Part of a data file:
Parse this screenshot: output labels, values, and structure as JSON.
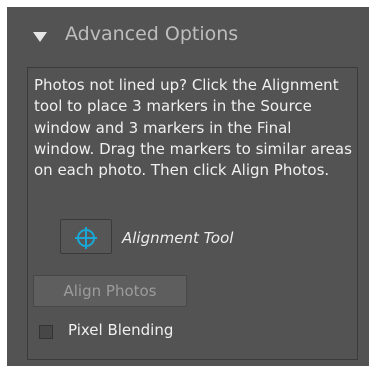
{
  "header": {
    "icon": "disclosure-triangle-down-icon",
    "title": "Advanced Options"
  },
  "panel": {
    "description": "Photos not lined up? Click the Alignment tool to place 3 markers in the Source window and 3 markers in the Final window. Drag the markers to similar areas on each photo. Then click Align Photos.",
    "alignment_tool": {
      "icon": "crosshair-target-icon",
      "label": "Alignment Tool"
    },
    "align_photos_button": {
      "label": "Align Photos",
      "enabled": false
    },
    "pixel_blending": {
      "label": "Pixel Blending",
      "checked": false
    }
  },
  "colors": {
    "panel_background": "#535353",
    "header_text": "#bdbdbd",
    "body_text": "#f0f0f0",
    "disabled_text": "#9c9c9c",
    "icon_accent": "#1aa7d6"
  }
}
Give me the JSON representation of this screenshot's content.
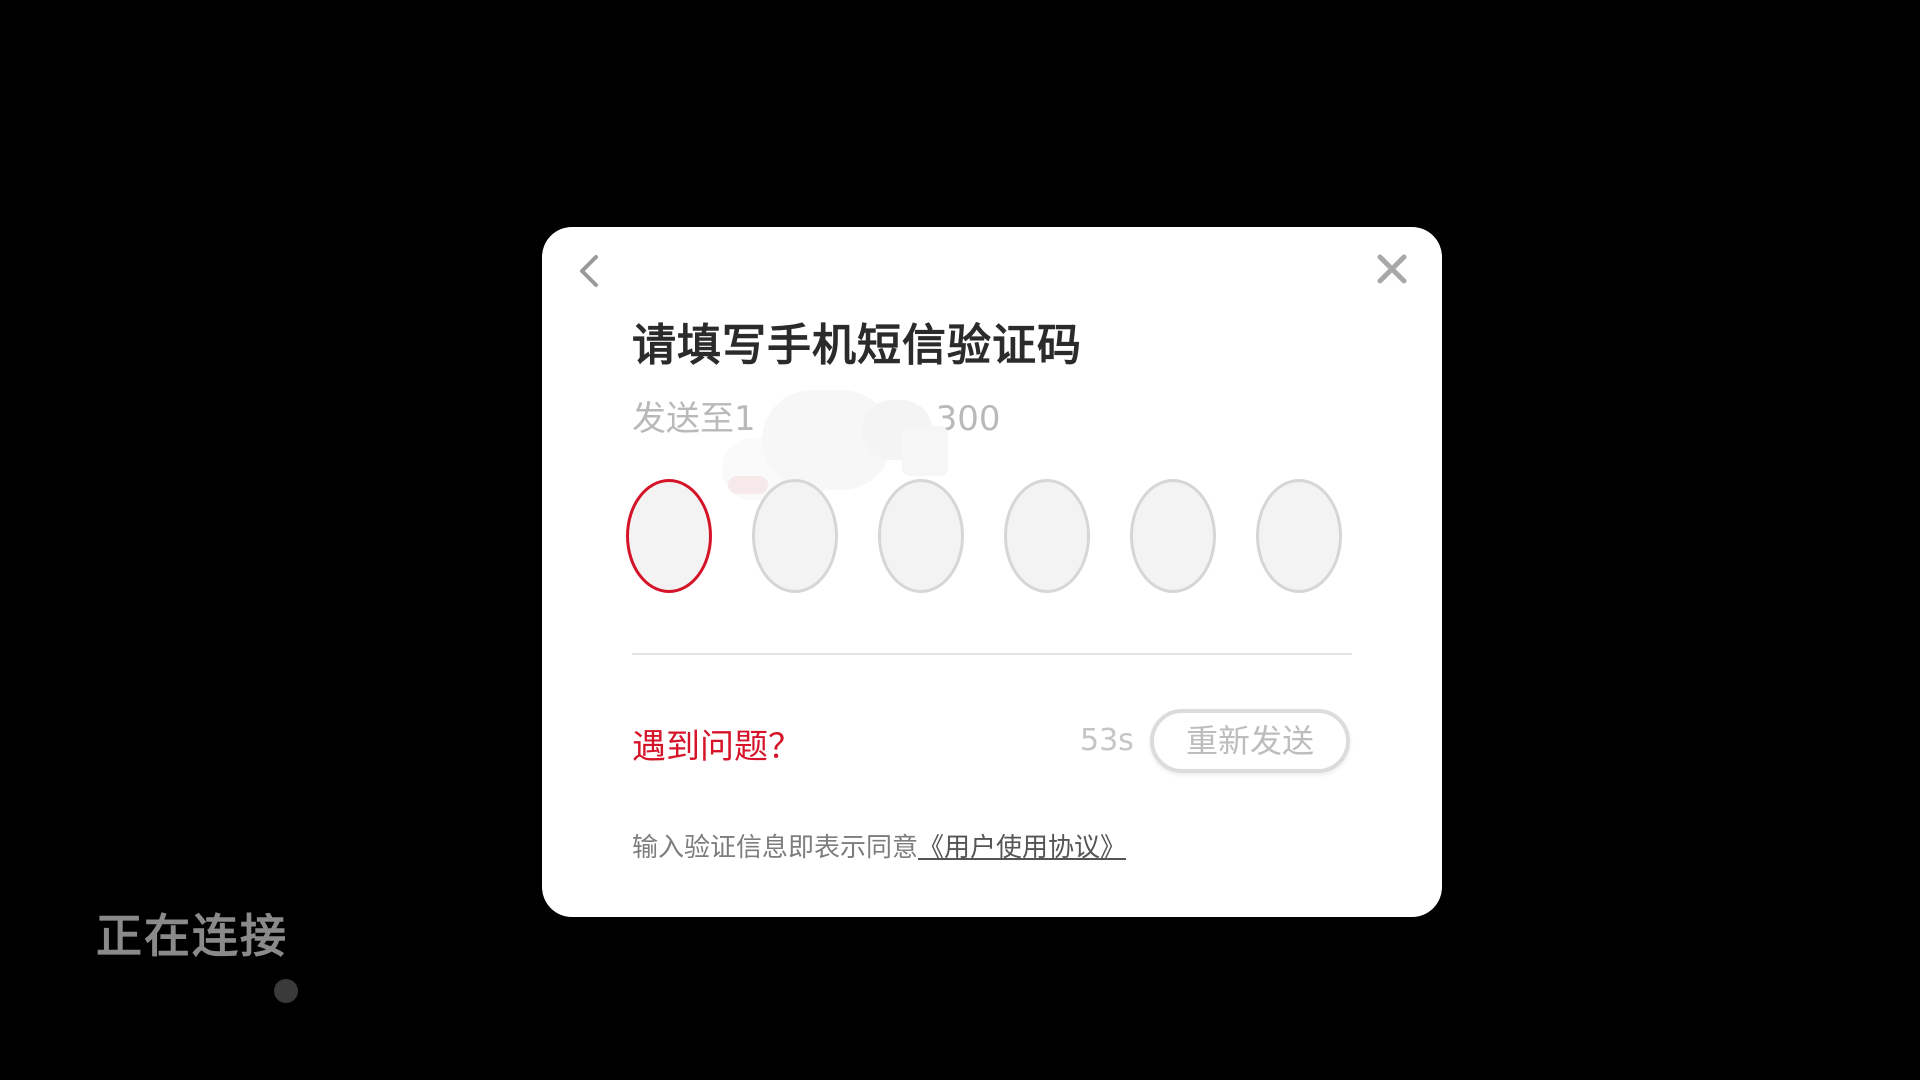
{
  "background": {
    "status_text": "正在连接"
  },
  "dialog": {
    "title": "请填写手机短信验证码",
    "subtitle": "发送至1",
    "subtitle_tail": "300",
    "code_length": 6,
    "active_index": 0,
    "help_link": "遇到问题？",
    "countdown": "53s",
    "resend_label": "重新发送",
    "agreement_text": "输入验证信息即表示同意",
    "agreement_link": "《用户使用协议》",
    "icons": {
      "back": "chevron-left-icon",
      "close": "close-icon"
    }
  },
  "colors": {
    "accent": "#d5142a",
    "background": "#000000",
    "dialog": "#ffffff"
  }
}
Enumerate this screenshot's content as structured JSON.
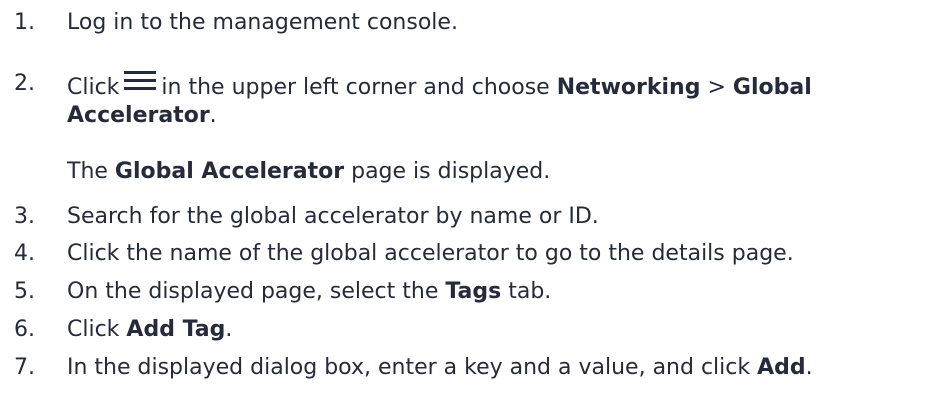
{
  "steps": [
    {
      "num": "1.",
      "text": "Log in to the management console."
    },
    {
      "num": "2.",
      "pre": "Click",
      "icon": "menu-icon",
      "mid": "in the upper left corner and choose",
      "b1": "Networking",
      "sep": ">",
      "b2": "Global",
      "b3": "Accelerator",
      "end": "."
    },
    {
      "num": "3.",
      "text": "Search for the global accelerator by name or ID."
    },
    {
      "num": "4.",
      "text": "Click the name of the global accelerator to go to the details page."
    },
    {
      "num": "5.",
      "pre": "On the displayed page, select the",
      "b1": "Tags",
      "post": "tab."
    },
    {
      "num": "6.",
      "pre": "Click",
      "b1": "Add Tag",
      "end": "."
    },
    {
      "num": "7.",
      "pre": "In the displayed dialog box, enter a key and a value, and click",
      "b1": "Add",
      "end": "."
    }
  ],
  "note": {
    "pre": "The",
    "b1": "Global Accelerator",
    "post": "page is displayed."
  }
}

» EXERCISE GOAL: Look over the listing. Pull out every line with the string "JSON" in it.

» EXERCISE RESULT:
Parse this screenshot: output labels, values, and structure as JSON.
Give me the JSON representation of this screenshot's content.
Enumerate this screenshot's content as structured JSON.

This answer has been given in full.